# Requirement
Reproduce each of the records below line for line, omitting the pictures.

# Stored data entries
.....
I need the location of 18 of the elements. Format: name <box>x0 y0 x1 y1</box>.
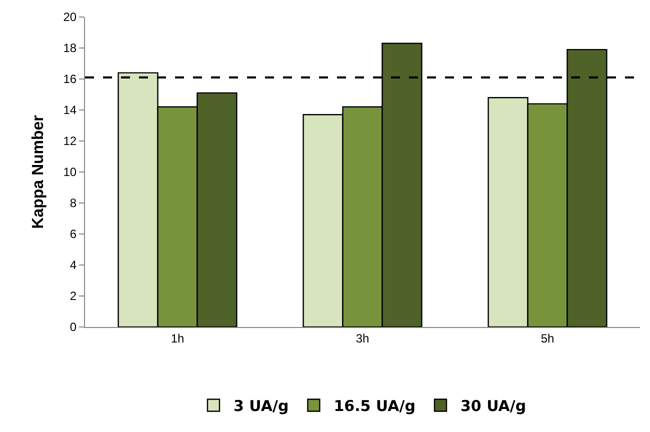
y-tick-label: 16 <box>63 72 77 86</box>
y-axis-title: Kappa Number <box>30 115 48 229</box>
legend-label: 30 UA/g <box>460 397 526 416</box>
legend-label: 16.5 UA/g <box>334 397 416 416</box>
y-tick-label: 12 <box>63 134 77 148</box>
y-tick-label: 4 <box>70 258 77 272</box>
x-tick-label: 3h <box>356 331 370 346</box>
y-tick-label: 6 <box>70 227 77 242</box>
x-tick-label: 1h <box>170 331 184 346</box>
x-tick-label: 5h <box>540 331 554 346</box>
y-tick-label: 2 <box>70 289 77 304</box>
y-tick-label: 0 <box>70 320 77 334</box>
y-tick-label: 10 <box>63 165 77 180</box>
y-tick-label: 18 <box>63 41 77 56</box>
y-tick-label: 20 <box>63 10 77 24</box>
y-tick-label: 8 <box>70 196 77 210</box>
y-tick-label: 14 <box>63 103 77 118</box>
legend-label: 3 UA/g <box>234 397 289 416</box>
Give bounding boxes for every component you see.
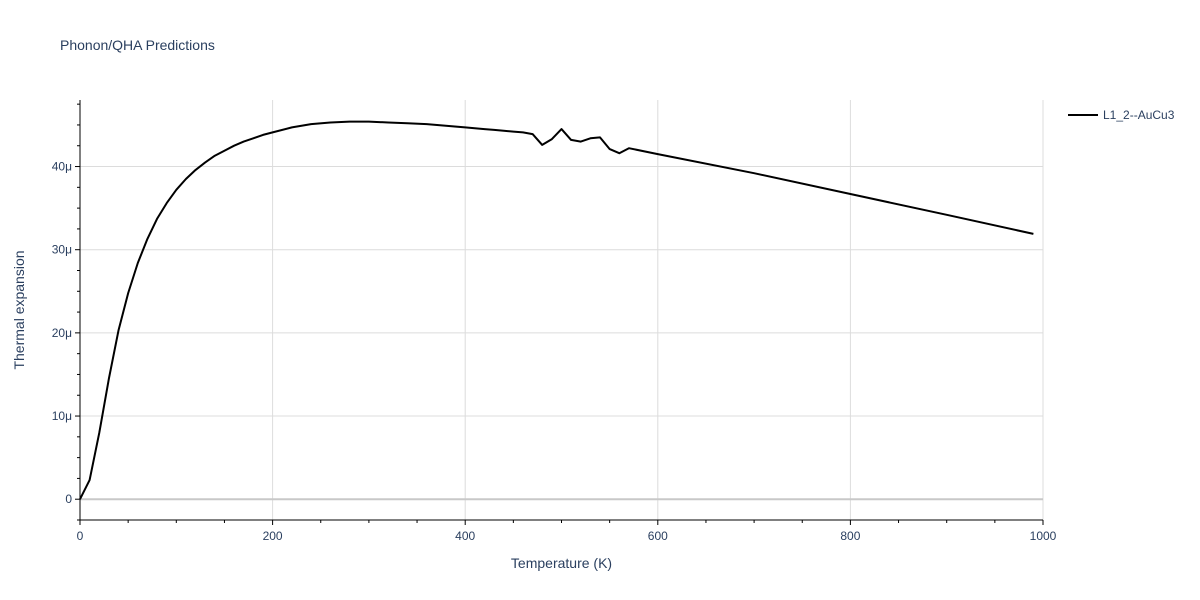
.....
# Output for this exercise
I need the location of 18 of the elements. Format: name <box>x0 y0 x1 y1</box>.
y-tick-label: 16 <box>63 72 77 86</box>
y-axis-title: Kappa Number <box>30 115 48 229</box>
legend-label: 30 UA/g <box>460 397 526 416</box>
legend-label: 16.5 UA/g <box>334 397 416 416</box>
y-tick-label: 12 <box>63 134 77 148</box>
y-tick-label: 4 <box>70 258 77 272</box>
x-tick-label: 3h <box>356 331 370 346</box>
y-tick-label: 6 <box>70 227 77 242</box>
x-tick-label: 1h <box>170 331 184 346</box>
x-tick-label: 5h <box>540 331 554 346</box>
y-tick-label: 2 <box>70 289 77 304</box>
y-tick-label: 0 <box>70 320 77 334</box>
y-tick-label: 10 <box>63 165 77 180</box>
y-tick-label: 18 <box>63 41 77 56</box>
y-tick-label: 20 <box>63 10 77 24</box>
y-tick-label: 8 <box>70 196 77 210</box>
y-tick-label: 14 <box>63 103 77 118</box>
legend-label: 3 UA/g <box>234 397 289 416</box>
Give bounding boxes for every component you see.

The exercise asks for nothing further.